__To be done__. Reproduce the listing exactly and skip over any pictures.

__Data for the task__.
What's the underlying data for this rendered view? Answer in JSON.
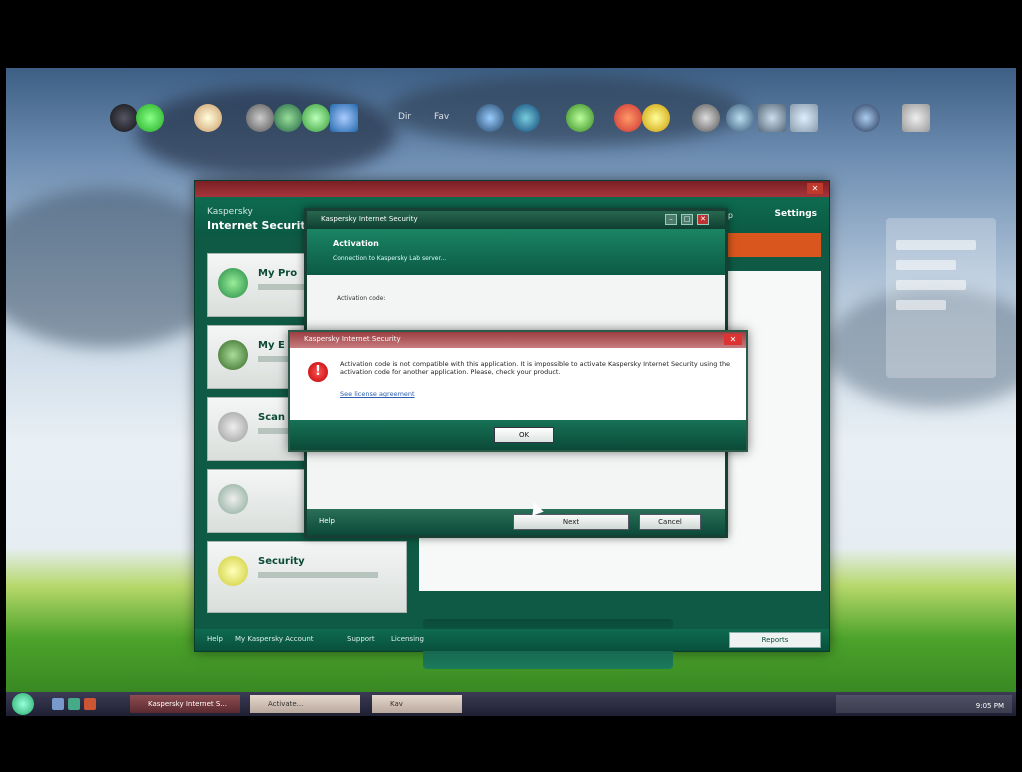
{
  "desktop": {
    "dock_labels": [
      "Dir",
      "Fav"
    ]
  },
  "main_window": {
    "brand_line1": "Kaspersky",
    "brand_line2": "Internet Security",
    "help_link": "Help",
    "settings_link": "Settings",
    "tiles": [
      {
        "label": "My Pro"
      },
      {
        "label": "My E"
      },
      {
        "label": "Scan"
      },
      {
        "label": ""
      },
      {
        "label": "Security"
      }
    ],
    "footer_links": [
      "Help",
      "My Kaspersky Account",
      "Support",
      "Licensing"
    ],
    "reports_button": "Reports"
  },
  "activation_dialog": {
    "title": "Kaspersky Internet Security",
    "header_title": "Activation",
    "header_subtitle": "Connection to Kaspersky Lab server...",
    "field_label": "Activation code:",
    "help_link": "Help",
    "next_button": "Next",
    "cancel_button": "Cancel"
  },
  "error_dialog": {
    "title": "Kaspersky Internet Security",
    "message": "Activation code is not compatible with this application. It is impossible to activate Kaspersky Internet Security using the activation code for another application. Please, check your product.",
    "link": "See license agreement",
    "ok_button": "OK"
  },
  "taskbar": {
    "items": [
      "Kaspersky Internet S...",
      "Activate...",
      "Kav"
    ],
    "clock": "9:05 PM"
  }
}
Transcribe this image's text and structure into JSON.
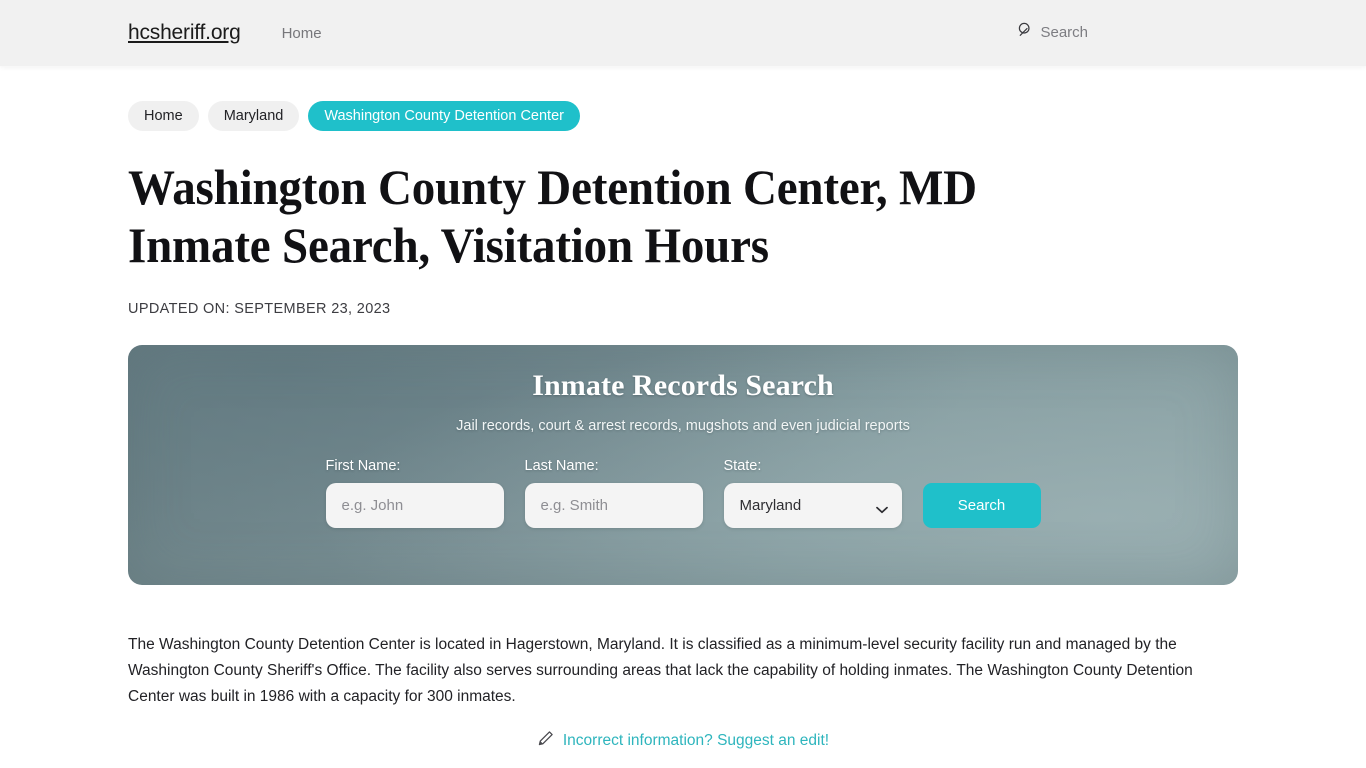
{
  "header": {
    "brand": "hcsheriff.org",
    "nav": [
      {
        "label": "Home",
        "name": "nav-home"
      }
    ],
    "search": {
      "label": "Search",
      "icon": "search-icon"
    }
  },
  "breadcrumbs": [
    {
      "label": "Home",
      "active": false
    },
    {
      "label": "Maryland",
      "active": false
    },
    {
      "label": "Washington County Detention Center",
      "active": true
    }
  ],
  "main": {
    "title": "Washington County Detention Center, MD Inmate Search, Visitation Hours",
    "updated": "UPDATED ON: SEPTEMBER 23, 2023",
    "paragraph": "The Washington County Detention Center is located in Hagerstown, Maryland. It is classified as a minimum-level security facility run and managed by the Washington County Sheriff's Office. The facility also serves surrounding areas that lack the capability of holding inmates. The Washington County Detention Center was built in 1986 with a capacity for 300 inmates.",
    "suggest_edit": {
      "icon": "pencil-icon",
      "label": "Incorrect information? Suggest an edit!"
    }
  },
  "search_panel": {
    "title": "Inmate Records Search",
    "subtitle": "Jail records, court & arrest records, mugshots and even judicial reports",
    "fields": {
      "first_name": {
        "label": "First Name:",
        "placeholder": "e.g. John",
        "value": ""
      },
      "last_name": {
        "label": "Last Name:",
        "placeholder": "e.g. Smith",
        "value": ""
      },
      "state": {
        "label": "State:",
        "selected": "Maryland",
        "options": [
          "Maryland"
        ]
      }
    },
    "submit_label": "Search"
  },
  "colors": {
    "accent_teal": "#1fc0ca",
    "link_teal": "#2eb5bd",
    "header_bg": "#f1f1f1",
    "crumb_bg": "#f0f0f0",
    "panel_dark": "#6c8287",
    "panel_light": "#8aa1a4"
  }
}
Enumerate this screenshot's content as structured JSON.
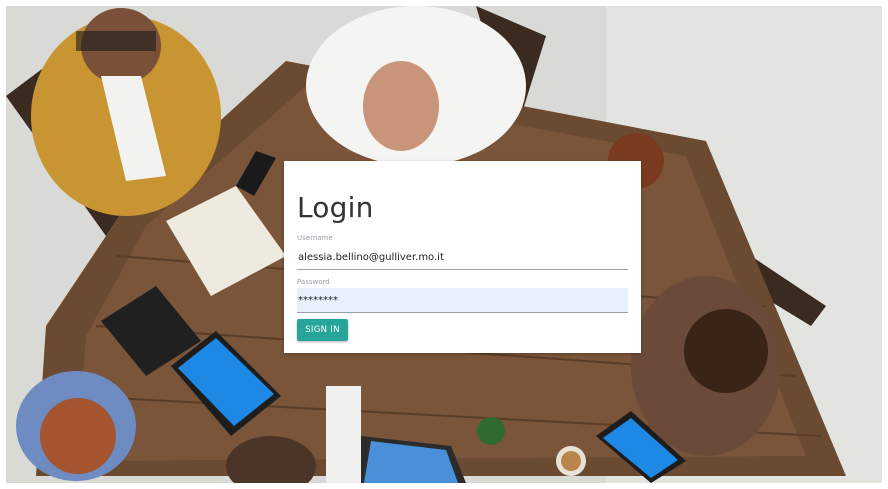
{
  "login": {
    "title": "Login",
    "username_label": "Username",
    "username_value": "alessia.bellino@gulliver.mo.it",
    "password_label": "Password",
    "password_value": "********",
    "sign_in_label": "SIGN IN"
  },
  "colors": {
    "button": "#26a69a",
    "password_autofill_bg": "#e8f0fe"
  }
}
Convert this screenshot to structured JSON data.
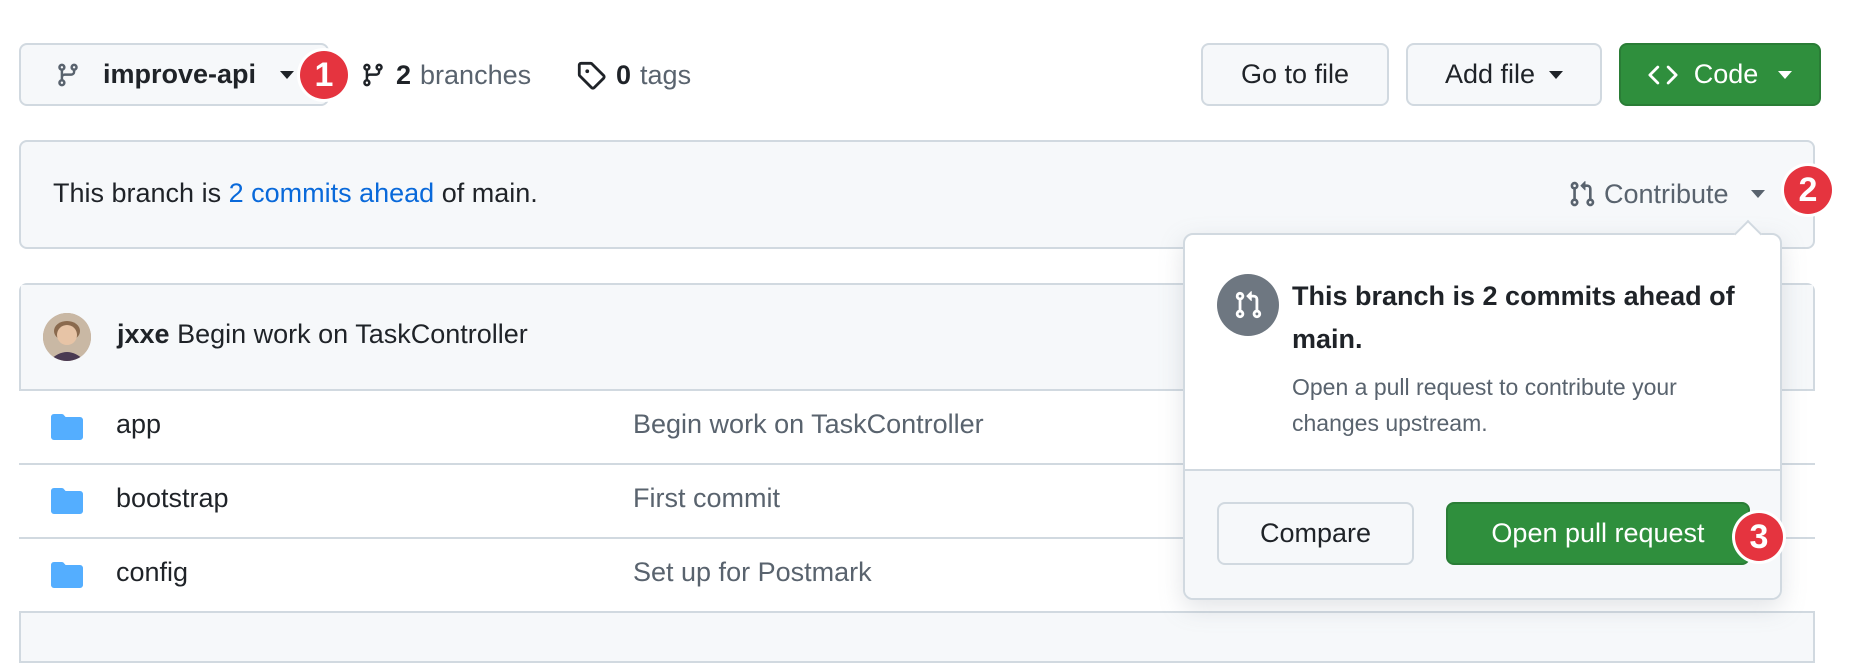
{
  "branch_selector": {
    "branch_name": "improve-api"
  },
  "stats": {
    "branches_count": "2",
    "branches_label": "branches",
    "tags_count": "0",
    "tags_label": "tags"
  },
  "toolbar": {
    "go_to_file_label": "Go to file",
    "add_file_label": "Add file",
    "code_label": "Code"
  },
  "banner": {
    "text_before": "This branch is",
    "link_text": "2 commits ahead",
    "text_after": "of main.",
    "contribute_label": "Contribute"
  },
  "latest_commit": {
    "author": "jxxe",
    "message": "Begin work on TaskController"
  },
  "files": [
    {
      "name": "app",
      "message": "Begin work on TaskController"
    },
    {
      "name": "bootstrap",
      "message": "First commit"
    },
    {
      "name": "config",
      "message": "Set up for Postmark"
    }
  ],
  "popover": {
    "title": "This branch is 2 commits ahead of main.",
    "description": "Open a pull request to contribute your changes upstream.",
    "compare_label": "Compare",
    "open_pr_label": "Open pull request"
  },
  "annotations": {
    "badge_1": "1",
    "badge_2": "2",
    "badge_3": "3"
  },
  "colors": {
    "accent_green": "#2f8f3d",
    "link_blue": "#0969da",
    "badge_red": "#e5343f",
    "folder_blue": "#54aeff",
    "muted_text": "#59636e"
  },
  "icons": {
    "branch": "git-branch-icon",
    "tag": "tag-icon",
    "code": "code-icon",
    "pull_request": "git-pull-request-icon",
    "folder": "folder-icon"
  }
}
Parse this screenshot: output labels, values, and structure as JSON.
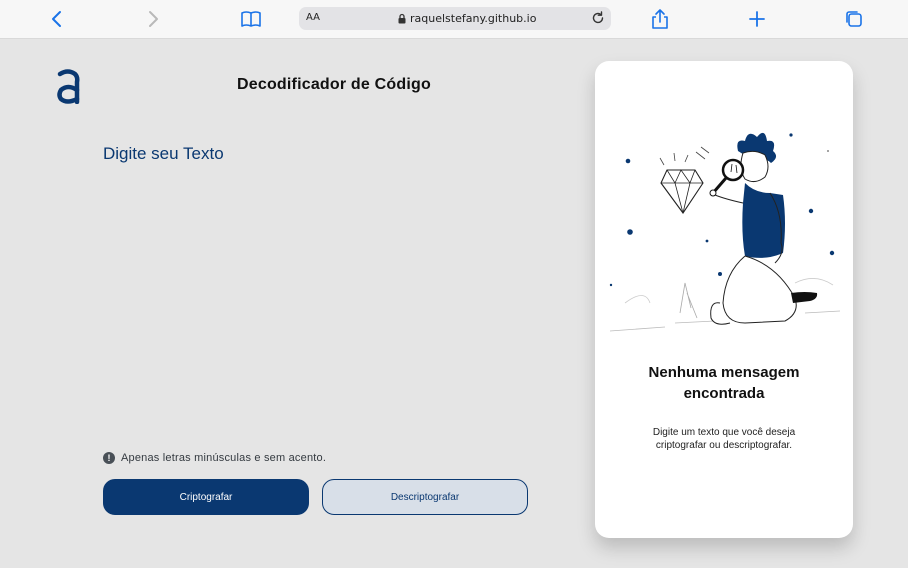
{
  "browser": {
    "url_text_size": "AA",
    "url": "raquelstefany.github.io",
    "icons": [
      "chevron-left-icon",
      "chevron-right-icon",
      "book-icon",
      "lock-icon",
      "reload-icon",
      "share-icon",
      "plus-icon",
      "tabs-icon"
    ]
  },
  "header": {
    "title": "Decodificador de Código",
    "logo_icon": "alura-a-logo"
  },
  "input": {
    "placeholder": "Digite seu Texto",
    "value": ""
  },
  "hint": {
    "icon": "exclamation-icon",
    "text": "Apenas letras minúsculas e sem acento."
  },
  "buttons": {
    "encrypt_label": "Criptografar",
    "decrypt_label": "Descriptografar"
  },
  "output": {
    "illustration": "person-with-magnifying-glass-and-diamond",
    "title": "Nenhuma mensagem encontrada",
    "text": "Digite um texto que você deseja criptografar ou descriptografar."
  },
  "colors": {
    "primary": "#0a3871",
    "background": "#e5e5e5",
    "panel": "#ffffff",
    "secondary_button": "#d8dfe8"
  }
}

__Solution__.
What's the underlying data for this rendered view? Answer in JSON.
{
  "desktop": {
    "dock_labels": [
      "Dir",
      "Fav"
    ]
  },
  "main_window": {
    "brand_line1": "Kaspersky",
    "brand_line2": "Internet Security",
    "help_link": "Help",
    "settings_link": "Settings",
    "tiles": [
      {
        "label": "My Pro"
      },
      {
        "label": "My E"
      },
      {
        "label": "Scan"
      },
      {
        "label": ""
      },
      {
        "label": "Security"
      }
    ],
    "footer_links": [
      "Help",
      "My Kaspersky Account",
      "Support",
      "Licensing"
    ],
    "reports_button": "Reports"
  },
  "activation_dialog": {
    "title": "Kaspersky Internet Security",
    "header_title": "Activation",
    "header_subtitle": "Connection to Kaspersky Lab server...",
    "field_label": "Activation code:",
    "help_link": "Help",
    "next_button": "Next",
    "cancel_button": "Cancel"
  },
  "error_dialog": {
    "title": "Kaspersky Internet Security",
    "message": "Activation code is not compatible with this application. It is impossible to activate Kaspersky Internet Security using the activation code for another application. Please, check your product.",
    "link": "See license agreement",
    "ok_button": "OK"
  },
  "taskbar": {
    "items": [
      "Kaspersky Internet S...",
      "Activate...",
      "Kav"
    ],
    "clock": "9:05 PM"
  }
}
Transcribe this image's text and structure into JSON.
{
  "header": {
    "brand": "hcsheriff.org",
    "nav": [
      {
        "label": "Home",
        "name": "nav-home"
      }
    ],
    "search": {
      "label": "Search",
      "icon": "search-icon"
    }
  },
  "breadcrumbs": [
    {
      "label": "Home",
      "active": false
    },
    {
      "label": "Maryland",
      "active": false
    },
    {
      "label": "Washington County Detention Center",
      "active": true
    }
  ],
  "main": {
    "title": "Washington County Detention Center, MD Inmate Search, Visitation Hours",
    "updated": "UPDATED ON: SEPTEMBER 23, 2023",
    "paragraph": "The Washington County Detention Center is located in Hagerstown, Maryland. It is classified as a minimum-level security facility run and managed by the Washington County Sheriff's Office. The facility also serves surrounding areas that lack the capability of holding inmates. The Washington County Detention Center was built in 1986 with a capacity for 300 inmates.",
    "suggest_edit": {
      "icon": "pencil-icon",
      "label": "Incorrect information? Suggest an edit!"
    }
  },
  "search_panel": {
    "title": "Inmate Records Search",
    "subtitle": "Jail records, court & arrest records, mugshots and even judicial reports",
    "fields": {
      "first_name": {
        "label": "First Name:",
        "placeholder": "e.g. John",
        "value": ""
      },
      "last_name": {
        "label": "Last Name:",
        "placeholder": "e.g. Smith",
        "value": ""
      },
      "state": {
        "label": "State:",
        "selected": "Maryland",
        "options": [
          "Maryland"
        ]
      }
    },
    "submit_label": "Search"
  },
  "colors": {
    "accent_teal": "#1fc0ca",
    "link_teal": "#2eb5bd",
    "header_bg": "#f1f1f1",
    "crumb_bg": "#f0f0f0",
    "panel_dark": "#6c8287",
    "panel_light": "#8aa1a4"
  }
}
Enumerate this screenshot's content as structured JSON.
{
  "login": {
    "title": "Login",
    "username_label": "Username",
    "username_value": "alessia.bellino@gulliver.mo.it",
    "password_label": "Password",
    "password_value": "********",
    "sign_in_label": "SIGN IN"
  },
  "colors": {
    "button": "#26a69a",
    "password_autofill_bg": "#e8f0fe"
  }
}
Convert this screenshot to structured JSON data.
{
  "branch_selector": {
    "branch_name": "improve-api"
  },
  "stats": {
    "branches_count": "2",
    "branches_label": "branches",
    "tags_count": "0",
    "tags_label": "tags"
  },
  "toolbar": {
    "go_to_file_label": "Go to file",
    "add_file_label": "Add file",
    "code_label": "Code"
  },
  "banner": {
    "text_before": "This branch is",
    "link_text": "2 commits ahead",
    "text_after": "of main.",
    "contribute_label": "Contribute"
  },
  "latest_commit": {
    "author": "jxxe",
    "message": "Begin work on TaskController"
  },
  "files": [
    {
      "name": "app",
      "message": "Begin work on TaskController"
    },
    {
      "name": "bootstrap",
      "message": "First commit"
    },
    {
      "name": "config",
      "message": "Set up for Postmark"
    }
  ],
  "popover": {
    "title": "This branch is 2 commits ahead of main.",
    "description": "Open a pull request to contribute your changes upstream.",
    "compare_label": "Compare",
    "open_pr_label": "Open pull request"
  },
  "annotations": {
    "badge_1": "1",
    "badge_2": "2",
    "badge_3": "3"
  },
  "colors": {
    "accent_green": "#2f8f3d",
    "link_blue": "#0969da",
    "badge_red": "#e5343f",
    "folder_blue": "#54aeff",
    "muted_text": "#59636e"
  },
  "icons": {
    "branch": "git-branch-icon",
    "tag": "tag-icon",
    "code": "code-icon",
    "pull_request": "git-pull-request-icon",
    "folder": "folder-icon"
  }
}
Parse this screenshot: output labels, values, and structure as JSON.
{
  "browser": {
    "url_text_size": "AA",
    "url": "raquelstefany.github.io",
    "icons": [
      "chevron-left-icon",
      "chevron-right-icon",
      "book-icon",
      "lock-icon",
      "reload-icon",
      "share-icon",
      "plus-icon",
      "tabs-icon"
    ]
  },
  "header": {
    "title": "Decodificador de Código",
    "logo_icon": "alura-a-logo"
  },
  "input": {
    "placeholder": "Digite seu Texto",
    "value": ""
  },
  "hint": {
    "icon": "exclamation-icon",
    "text": "Apenas letras minúsculas e sem acento."
  },
  "buttons": {
    "encrypt_label": "Criptografar",
    "decrypt_label": "Descriptografar"
  },
  "output": {
    "illustration": "person-with-magnifying-glass-and-diamond",
    "title": "Nenhuma mensagem encontrada",
    "text": "Digite um texto que você deseja criptografar ou descriptografar."
  },
  "colors": {
    "primary": "#0a3871",
    "background": "#e5e5e5",
    "panel": "#ffffff",
    "secondary_button": "#d8dfe8"
  }
}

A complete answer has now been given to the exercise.